[Your assignment] Count the lines below that contain the word "Músico", and reply with that number alone.

Dataset rows of page text:

»»

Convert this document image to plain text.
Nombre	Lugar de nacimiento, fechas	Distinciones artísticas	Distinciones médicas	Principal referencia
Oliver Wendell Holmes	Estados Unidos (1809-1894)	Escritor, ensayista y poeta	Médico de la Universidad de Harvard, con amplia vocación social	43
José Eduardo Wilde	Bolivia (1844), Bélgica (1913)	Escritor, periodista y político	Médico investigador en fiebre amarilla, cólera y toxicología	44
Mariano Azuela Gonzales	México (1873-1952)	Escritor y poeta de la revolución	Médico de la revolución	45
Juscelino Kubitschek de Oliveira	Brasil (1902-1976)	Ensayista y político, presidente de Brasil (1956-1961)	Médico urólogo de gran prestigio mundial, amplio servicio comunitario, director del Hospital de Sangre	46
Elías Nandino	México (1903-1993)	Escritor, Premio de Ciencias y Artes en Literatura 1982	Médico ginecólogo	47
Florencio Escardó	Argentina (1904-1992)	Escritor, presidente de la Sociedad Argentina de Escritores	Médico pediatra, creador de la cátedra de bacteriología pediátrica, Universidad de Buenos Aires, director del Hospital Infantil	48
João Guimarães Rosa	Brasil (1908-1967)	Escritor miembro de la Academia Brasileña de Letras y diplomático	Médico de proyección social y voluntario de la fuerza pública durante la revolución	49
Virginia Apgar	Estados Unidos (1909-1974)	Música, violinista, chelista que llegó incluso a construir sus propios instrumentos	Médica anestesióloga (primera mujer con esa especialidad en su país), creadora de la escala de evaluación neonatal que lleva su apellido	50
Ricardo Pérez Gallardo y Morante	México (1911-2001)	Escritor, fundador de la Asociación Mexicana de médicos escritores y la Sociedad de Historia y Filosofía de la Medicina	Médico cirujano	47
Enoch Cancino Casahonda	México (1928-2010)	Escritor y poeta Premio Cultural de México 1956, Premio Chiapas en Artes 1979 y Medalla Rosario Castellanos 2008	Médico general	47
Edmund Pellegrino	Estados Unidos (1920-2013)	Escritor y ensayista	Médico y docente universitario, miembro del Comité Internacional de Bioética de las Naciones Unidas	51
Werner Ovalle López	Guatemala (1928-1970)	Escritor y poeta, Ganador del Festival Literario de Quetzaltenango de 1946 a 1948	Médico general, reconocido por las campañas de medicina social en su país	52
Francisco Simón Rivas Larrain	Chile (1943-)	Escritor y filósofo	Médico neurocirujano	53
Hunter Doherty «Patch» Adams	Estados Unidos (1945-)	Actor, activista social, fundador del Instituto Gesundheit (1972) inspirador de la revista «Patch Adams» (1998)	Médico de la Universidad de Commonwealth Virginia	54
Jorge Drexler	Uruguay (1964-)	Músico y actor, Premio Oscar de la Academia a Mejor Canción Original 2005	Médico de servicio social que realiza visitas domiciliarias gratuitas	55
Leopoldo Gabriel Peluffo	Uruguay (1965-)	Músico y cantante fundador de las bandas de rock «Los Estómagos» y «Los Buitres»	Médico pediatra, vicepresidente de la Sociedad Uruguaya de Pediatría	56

««

[Solution to this task] 2